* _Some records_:
···

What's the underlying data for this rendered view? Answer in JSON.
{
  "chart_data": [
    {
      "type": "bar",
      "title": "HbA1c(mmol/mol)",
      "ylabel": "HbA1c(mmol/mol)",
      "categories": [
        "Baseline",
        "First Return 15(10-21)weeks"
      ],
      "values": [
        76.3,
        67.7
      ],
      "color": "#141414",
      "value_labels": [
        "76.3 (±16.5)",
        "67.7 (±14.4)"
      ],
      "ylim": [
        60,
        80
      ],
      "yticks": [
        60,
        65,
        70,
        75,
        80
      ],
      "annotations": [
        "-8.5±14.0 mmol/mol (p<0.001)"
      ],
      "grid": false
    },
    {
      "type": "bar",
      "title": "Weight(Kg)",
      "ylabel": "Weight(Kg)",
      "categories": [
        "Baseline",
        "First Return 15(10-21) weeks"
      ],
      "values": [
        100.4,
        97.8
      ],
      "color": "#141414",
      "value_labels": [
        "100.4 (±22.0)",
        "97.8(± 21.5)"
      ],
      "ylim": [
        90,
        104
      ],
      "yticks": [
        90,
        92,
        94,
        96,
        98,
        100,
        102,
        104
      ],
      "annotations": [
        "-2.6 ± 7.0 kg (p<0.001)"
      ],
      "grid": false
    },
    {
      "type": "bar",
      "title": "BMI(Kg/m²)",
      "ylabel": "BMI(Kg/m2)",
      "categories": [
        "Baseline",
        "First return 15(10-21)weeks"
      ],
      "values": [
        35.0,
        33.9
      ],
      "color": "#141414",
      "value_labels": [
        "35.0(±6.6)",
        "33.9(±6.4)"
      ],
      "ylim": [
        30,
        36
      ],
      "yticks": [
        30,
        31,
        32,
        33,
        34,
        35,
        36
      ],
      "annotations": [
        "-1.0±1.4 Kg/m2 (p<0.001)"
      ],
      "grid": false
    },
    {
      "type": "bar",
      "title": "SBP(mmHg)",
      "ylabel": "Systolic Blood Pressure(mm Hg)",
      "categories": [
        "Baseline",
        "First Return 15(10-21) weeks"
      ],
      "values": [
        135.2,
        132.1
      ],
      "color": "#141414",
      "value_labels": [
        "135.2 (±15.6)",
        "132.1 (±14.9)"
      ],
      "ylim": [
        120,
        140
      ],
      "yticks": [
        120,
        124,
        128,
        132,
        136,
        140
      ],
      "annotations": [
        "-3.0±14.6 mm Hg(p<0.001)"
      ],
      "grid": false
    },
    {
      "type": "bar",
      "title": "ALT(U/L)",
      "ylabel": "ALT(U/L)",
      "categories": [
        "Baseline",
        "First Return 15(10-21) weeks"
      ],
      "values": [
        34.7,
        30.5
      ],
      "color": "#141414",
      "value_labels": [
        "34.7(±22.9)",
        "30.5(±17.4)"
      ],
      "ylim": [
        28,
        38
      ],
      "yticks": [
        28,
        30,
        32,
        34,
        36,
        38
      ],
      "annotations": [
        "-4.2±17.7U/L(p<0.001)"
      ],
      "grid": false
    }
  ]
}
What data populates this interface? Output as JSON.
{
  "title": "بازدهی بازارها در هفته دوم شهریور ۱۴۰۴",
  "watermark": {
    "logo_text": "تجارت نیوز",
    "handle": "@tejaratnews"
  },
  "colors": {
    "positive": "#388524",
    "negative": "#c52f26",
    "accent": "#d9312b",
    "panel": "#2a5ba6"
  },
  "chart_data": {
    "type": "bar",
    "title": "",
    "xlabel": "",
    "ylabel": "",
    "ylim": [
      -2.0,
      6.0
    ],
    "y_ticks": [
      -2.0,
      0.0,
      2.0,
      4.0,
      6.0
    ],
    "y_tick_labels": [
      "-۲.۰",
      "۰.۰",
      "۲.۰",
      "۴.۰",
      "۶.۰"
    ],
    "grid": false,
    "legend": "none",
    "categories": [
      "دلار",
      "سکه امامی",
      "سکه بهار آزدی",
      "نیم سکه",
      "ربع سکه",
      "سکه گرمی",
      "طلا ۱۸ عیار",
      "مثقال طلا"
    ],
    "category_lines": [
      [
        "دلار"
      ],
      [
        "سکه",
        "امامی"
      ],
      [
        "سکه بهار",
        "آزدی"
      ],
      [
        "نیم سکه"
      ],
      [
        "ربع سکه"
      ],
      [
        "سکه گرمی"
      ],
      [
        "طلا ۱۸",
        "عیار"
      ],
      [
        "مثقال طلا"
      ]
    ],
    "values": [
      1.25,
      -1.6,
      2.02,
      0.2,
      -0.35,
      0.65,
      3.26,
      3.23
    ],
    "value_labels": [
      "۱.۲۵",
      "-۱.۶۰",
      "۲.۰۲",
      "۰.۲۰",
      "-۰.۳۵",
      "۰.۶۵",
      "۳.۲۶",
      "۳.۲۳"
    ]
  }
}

···

* _What to work on_:
Write out every entry above, word for word.

* _Task solution_:
What's the underlying data for this rendered view? Answer in JSON.
{
  "chart_data": [
    {
      "type": "bar",
      "title": "HbA1c(mmol/mol)",
      "ylabel": "HbA1c(mmol/mol)",
      "categories": [
        "Baseline",
        "First Return 15(10-21)weeks"
      ],
      "values": [
        76.3,
        67.7
      ],
      "color": "#141414",
      "value_labels": [
        "76.3 (±16.5)",
        "67.7 (±14.4)"
      ],
      "ylim": [
        60,
        80
      ],
      "yticks": [
        60,
        65,
        70,
        75,
        80
      ],
      "annotations": [
        "-8.5±14.0 mmol/mol (p<0.001)"
      ],
      "grid": false
    },
    {
      "type": "bar",
      "title": "Weight(Kg)",
      "ylabel": "Weight(Kg)",
      "categories": [
        "Baseline",
        "First Return 15(10-21) weeks"
      ],
      "values": [
        100.4,
        97.8
      ],
      "color": "#141414",
      "value_labels": [
        "100.4 (±22.0)",
        "97.8(± 21.5)"
      ],
      "ylim": [
        90,
        104
      ],
      "yticks": [
        90,
        92,
        94,
        96,
        98,
        100,
        102,
        104
      ],
      "annotations": [
        "-2.6 ± 7.0 kg (p<0.001)"
      ],
      "grid": false
    },
    {
      "type": "bar",
      "title": "BMI(Kg/m²)",
      "ylabel": "BMI(Kg/m2)",
      "categories": [
        "Baseline",
        "First return 15(10-21)weeks"
      ],
      "values": [
        35.0,
        33.9
      ],
      "color": "#141414",
      "value_labels": [
        "35.0(±6.6)",
        "33.9(±6.4)"
      ],
      "ylim": [
        30,
        36
      ],
      "yticks": [
        30,
        31,
        32,
        33,
        34,
        35,
        36
      ],
      "annotations": [
        "-1.0±1.4 Kg/m2 (p<0.001)"
      ],
      "grid": false
    },
    {
      "type": "bar",
      "title": "SBP(mmHg)",
      "ylabel": "Systolic Blood Pressure(mm Hg)",
      "categories": [
        "Baseline",
        "First Return 15(10-21) weeks"
      ],
      "values": [
        135.2,
        132.1
      ],
      "color": "#141414",
      "value_labels": [
        "135.2 (±15.6)",
        "132.1 (±14.9)"
      ],
      "ylim": [
        120,
        140
      ],
      "yticks": [
        120,
        124,
        128,
        132,
        136,
        140
      ],
      "annotations": [
        "-3.0±14.6 mm Hg(p<0.001)"
      ],
      "grid": false
    },
    {
      "type": "bar",
      "title": "ALT(U/L)",
      "ylabel": "ALT(U/L)",
      "categories": [
        "Baseline",
        "First Return 15(10-21) weeks"
      ],
      "values": [
        34.7,
        30.5
      ],
      "color": "#141414",
      "value_labels": [
        "34.7(±22.9)",
        "30.5(±17.4)"
      ],
      "ylim": [
        28,
        38
      ],
      "yticks": [
        28,
        30,
        32,
        34,
        36,
        38
      ],
      "annotations": [
        "-4.2±17.7U/L(p<0.001)"
      ],
      "grid": false
    }
  ]
}
What data populates this interface? Output as JSON.
{
  "title": "بازدهی بازارها در هفته دوم شهریور ۱۴۰۴",
  "watermark": {
    "logo_text": "تجارت نیوز",
    "handle": "@tejaratnews"
  },
  "colors": {
    "positive": "#388524",
    "negative": "#c52f26",
    "accent": "#d9312b",
    "panel": "#2a5ba6"
  },
  "chart_data": {
    "type": "bar",
    "title": "",
    "xlabel": "",
    "ylabel": "",
    "ylim": [
      -2.0,
      6.0
    ],
    "y_ticks": [
      -2.0,
      0.0,
      2.0,
      4.0,
      6.0
    ],
    "y_tick_labels": [
      "-۲.۰",
      "۰.۰",
      "۲.۰",
      "۴.۰",
      "۶.۰"
    ],
    "grid": false,
    "legend": "none",
    "categories": [
      "دلار",
      "سکه امامی",
      "سکه بهار آزدی",
      "نیم سکه",
      "ربع سکه",
      "سکه گرمی",
      "طلا ۱۸ عیار",
      "مثقال طلا"
    ],
    "category_lines": [
      [
        "دلار"
      ],
      [
        "سکه",
        "امامی"
      ],
      [
        "سکه بهار",
        "آزدی"
      ],
      [
        "نیم سکه"
      ],
      [
        "ربع سکه"
      ],
      [
        "سکه گرمی"
      ],
      [
        "طلا ۱۸",
        "عیار"
      ],
      [
        "مثقال طلا"
      ]
    ],
    "values": [
      1.25,
      -1.6,
      2.02,
      0.2,
      -0.35,
      0.65,
      3.26,
      3.23
    ],
    "value_labels": [
      "۱.۲۵",
      "-۱.۶۰",
      "۲.۰۲",
      "۰.۲۰",
      "-۰.۳۵",
      "۰.۶۵",
      "۳.۲۶",
      "۳.۲۳"
    ]
  }
}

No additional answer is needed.